• _INSTRUCTION_
Search the data for the word "this" and copy every line that contains it.

-- BEGIN --

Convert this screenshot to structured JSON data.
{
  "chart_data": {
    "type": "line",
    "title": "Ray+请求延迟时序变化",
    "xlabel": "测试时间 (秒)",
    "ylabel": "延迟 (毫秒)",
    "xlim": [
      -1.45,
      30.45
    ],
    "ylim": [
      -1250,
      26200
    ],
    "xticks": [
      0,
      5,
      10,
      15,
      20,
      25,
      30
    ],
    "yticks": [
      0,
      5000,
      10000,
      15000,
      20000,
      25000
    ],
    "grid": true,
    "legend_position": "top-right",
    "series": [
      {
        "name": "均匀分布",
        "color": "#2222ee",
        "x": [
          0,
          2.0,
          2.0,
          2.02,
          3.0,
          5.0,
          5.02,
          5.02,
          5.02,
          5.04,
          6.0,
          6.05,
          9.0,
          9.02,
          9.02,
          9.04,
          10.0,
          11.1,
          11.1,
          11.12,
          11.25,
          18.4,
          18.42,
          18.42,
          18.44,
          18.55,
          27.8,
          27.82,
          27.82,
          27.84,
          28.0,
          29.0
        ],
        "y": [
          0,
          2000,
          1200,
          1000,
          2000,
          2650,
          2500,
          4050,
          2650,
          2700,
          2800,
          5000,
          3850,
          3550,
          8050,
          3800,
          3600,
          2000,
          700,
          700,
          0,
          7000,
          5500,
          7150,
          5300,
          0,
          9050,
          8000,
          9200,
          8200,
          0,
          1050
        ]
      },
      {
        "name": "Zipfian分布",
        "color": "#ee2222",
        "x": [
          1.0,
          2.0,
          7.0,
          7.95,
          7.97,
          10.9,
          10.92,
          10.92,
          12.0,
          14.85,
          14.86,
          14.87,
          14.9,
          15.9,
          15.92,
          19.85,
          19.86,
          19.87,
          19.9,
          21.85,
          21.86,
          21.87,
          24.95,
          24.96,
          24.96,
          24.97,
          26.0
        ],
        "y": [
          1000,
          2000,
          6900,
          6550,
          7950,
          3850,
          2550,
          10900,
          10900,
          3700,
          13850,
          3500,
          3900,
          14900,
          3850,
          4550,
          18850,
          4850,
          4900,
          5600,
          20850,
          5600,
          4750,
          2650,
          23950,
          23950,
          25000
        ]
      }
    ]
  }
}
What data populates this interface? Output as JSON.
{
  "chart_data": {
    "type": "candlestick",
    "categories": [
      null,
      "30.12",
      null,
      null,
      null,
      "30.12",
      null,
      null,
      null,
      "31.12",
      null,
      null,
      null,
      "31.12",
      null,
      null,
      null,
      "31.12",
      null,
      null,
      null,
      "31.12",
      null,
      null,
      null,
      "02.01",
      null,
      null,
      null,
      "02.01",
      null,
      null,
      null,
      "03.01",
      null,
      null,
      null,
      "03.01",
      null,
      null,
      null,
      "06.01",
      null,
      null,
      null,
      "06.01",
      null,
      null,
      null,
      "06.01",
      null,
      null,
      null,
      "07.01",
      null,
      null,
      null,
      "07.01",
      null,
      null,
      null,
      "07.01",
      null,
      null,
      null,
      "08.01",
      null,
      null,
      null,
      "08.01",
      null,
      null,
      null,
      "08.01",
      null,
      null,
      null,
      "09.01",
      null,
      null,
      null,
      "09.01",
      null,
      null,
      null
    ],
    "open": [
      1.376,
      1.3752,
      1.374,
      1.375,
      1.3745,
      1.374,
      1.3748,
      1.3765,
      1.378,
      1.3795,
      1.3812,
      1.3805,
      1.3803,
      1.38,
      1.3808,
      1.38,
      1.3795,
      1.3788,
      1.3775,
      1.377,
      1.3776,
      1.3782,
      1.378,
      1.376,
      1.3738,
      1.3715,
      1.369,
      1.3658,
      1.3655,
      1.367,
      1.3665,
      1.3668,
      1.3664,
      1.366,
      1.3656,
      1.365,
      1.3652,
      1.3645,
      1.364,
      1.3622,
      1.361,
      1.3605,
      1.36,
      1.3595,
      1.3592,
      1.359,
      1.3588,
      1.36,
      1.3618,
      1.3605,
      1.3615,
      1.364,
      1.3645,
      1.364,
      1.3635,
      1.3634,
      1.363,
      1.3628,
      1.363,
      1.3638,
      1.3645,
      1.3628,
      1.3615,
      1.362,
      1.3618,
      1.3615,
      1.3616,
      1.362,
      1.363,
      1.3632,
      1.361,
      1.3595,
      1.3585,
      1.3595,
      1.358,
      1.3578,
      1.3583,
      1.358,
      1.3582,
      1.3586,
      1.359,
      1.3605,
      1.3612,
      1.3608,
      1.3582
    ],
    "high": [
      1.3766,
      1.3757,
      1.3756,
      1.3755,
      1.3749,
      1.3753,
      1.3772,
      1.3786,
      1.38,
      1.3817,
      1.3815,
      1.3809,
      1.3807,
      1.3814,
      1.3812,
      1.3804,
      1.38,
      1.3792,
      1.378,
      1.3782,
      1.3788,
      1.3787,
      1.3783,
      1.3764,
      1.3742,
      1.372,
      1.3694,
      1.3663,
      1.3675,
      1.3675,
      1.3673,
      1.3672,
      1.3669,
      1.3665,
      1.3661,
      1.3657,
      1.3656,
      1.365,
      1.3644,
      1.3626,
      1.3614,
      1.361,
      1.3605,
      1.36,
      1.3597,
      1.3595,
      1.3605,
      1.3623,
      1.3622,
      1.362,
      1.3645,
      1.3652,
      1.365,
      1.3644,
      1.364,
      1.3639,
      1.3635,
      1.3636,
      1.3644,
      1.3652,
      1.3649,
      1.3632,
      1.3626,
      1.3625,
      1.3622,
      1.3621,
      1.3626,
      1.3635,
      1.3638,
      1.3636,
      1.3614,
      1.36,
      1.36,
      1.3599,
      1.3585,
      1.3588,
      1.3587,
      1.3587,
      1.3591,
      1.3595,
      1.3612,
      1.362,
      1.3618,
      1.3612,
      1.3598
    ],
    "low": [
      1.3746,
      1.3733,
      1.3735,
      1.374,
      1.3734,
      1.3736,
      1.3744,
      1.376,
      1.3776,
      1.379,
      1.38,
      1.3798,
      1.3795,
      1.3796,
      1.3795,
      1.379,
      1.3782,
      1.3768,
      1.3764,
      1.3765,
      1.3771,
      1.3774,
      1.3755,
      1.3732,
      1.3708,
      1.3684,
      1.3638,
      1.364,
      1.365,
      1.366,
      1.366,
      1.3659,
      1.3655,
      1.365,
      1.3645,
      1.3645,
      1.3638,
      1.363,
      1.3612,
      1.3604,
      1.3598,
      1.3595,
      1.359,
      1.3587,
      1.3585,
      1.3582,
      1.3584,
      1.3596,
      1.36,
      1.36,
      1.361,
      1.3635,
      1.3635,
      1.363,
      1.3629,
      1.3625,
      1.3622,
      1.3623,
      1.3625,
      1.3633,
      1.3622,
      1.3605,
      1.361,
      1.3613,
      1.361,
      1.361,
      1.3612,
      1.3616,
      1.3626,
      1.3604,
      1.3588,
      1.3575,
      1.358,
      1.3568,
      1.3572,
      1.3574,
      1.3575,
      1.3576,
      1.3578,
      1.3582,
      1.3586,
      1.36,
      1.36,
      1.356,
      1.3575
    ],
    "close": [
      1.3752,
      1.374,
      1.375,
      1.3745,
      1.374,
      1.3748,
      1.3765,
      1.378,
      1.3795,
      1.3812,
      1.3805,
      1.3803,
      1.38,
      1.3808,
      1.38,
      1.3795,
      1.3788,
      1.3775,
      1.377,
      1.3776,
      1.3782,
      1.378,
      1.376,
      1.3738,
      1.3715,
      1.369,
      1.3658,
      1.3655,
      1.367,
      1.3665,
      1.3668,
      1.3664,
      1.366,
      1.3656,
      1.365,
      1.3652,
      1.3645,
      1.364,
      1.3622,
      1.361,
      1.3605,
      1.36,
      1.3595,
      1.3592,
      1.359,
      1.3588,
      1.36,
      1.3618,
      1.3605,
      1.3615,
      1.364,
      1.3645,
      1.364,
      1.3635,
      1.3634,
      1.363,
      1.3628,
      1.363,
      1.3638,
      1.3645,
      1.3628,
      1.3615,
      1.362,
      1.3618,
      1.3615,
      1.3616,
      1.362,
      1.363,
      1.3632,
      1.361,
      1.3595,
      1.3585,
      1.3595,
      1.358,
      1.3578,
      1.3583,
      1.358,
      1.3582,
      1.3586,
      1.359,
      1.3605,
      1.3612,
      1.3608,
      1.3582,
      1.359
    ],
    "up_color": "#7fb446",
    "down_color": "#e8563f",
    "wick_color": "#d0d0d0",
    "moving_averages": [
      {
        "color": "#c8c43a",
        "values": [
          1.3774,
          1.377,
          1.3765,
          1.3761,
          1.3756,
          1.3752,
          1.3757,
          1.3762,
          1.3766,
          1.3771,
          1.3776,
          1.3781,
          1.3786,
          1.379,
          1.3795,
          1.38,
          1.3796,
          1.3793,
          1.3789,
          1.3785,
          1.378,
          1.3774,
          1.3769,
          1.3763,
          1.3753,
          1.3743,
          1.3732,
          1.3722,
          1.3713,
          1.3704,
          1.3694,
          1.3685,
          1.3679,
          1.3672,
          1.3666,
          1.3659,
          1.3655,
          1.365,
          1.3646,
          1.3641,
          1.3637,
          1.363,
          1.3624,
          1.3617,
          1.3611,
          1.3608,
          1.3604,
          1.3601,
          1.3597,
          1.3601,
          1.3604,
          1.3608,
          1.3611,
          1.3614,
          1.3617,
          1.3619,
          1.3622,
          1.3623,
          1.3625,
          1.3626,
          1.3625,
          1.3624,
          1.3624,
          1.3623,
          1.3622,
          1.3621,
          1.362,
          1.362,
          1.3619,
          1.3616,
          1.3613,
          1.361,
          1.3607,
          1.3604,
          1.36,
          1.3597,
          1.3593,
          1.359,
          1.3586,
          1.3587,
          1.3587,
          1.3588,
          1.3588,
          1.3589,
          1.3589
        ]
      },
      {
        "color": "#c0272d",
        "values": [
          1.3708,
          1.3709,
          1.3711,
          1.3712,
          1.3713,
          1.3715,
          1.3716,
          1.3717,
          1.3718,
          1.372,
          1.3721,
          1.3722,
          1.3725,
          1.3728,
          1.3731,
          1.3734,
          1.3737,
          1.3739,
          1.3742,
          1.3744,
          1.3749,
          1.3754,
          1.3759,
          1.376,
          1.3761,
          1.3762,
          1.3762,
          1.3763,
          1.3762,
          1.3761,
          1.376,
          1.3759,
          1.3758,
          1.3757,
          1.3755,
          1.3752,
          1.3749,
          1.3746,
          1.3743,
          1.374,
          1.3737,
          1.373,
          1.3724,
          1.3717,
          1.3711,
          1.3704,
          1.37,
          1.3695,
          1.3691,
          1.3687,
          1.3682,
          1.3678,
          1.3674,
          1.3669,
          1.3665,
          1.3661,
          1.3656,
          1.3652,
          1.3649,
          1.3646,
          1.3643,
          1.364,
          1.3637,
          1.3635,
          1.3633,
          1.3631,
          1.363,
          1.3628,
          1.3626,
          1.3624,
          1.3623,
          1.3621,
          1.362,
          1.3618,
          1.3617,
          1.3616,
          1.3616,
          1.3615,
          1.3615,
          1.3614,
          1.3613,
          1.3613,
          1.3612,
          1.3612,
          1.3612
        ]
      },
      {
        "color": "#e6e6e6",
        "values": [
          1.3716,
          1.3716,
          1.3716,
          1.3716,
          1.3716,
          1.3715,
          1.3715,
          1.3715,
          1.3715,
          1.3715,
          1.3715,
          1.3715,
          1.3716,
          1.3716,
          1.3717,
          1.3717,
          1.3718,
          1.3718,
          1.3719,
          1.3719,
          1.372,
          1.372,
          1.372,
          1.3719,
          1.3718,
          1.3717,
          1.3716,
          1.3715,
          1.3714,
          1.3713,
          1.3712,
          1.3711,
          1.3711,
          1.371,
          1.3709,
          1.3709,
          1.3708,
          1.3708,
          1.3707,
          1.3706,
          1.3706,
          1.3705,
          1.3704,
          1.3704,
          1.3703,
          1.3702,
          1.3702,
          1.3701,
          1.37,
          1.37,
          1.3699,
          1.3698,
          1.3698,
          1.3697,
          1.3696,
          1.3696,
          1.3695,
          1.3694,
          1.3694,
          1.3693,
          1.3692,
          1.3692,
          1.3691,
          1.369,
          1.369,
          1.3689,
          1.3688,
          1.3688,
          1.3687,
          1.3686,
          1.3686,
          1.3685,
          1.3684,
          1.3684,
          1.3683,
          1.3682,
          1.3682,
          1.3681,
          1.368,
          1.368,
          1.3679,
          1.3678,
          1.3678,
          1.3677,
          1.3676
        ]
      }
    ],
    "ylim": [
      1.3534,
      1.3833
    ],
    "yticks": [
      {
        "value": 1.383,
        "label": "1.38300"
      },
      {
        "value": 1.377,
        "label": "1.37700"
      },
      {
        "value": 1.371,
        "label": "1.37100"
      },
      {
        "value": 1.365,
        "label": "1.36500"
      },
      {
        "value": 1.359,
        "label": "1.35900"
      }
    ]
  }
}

-- END --

• _SOLVED PROBLEM_
Convert this screenshot to structured JSON data.
What data populates this interface? Output as JSON.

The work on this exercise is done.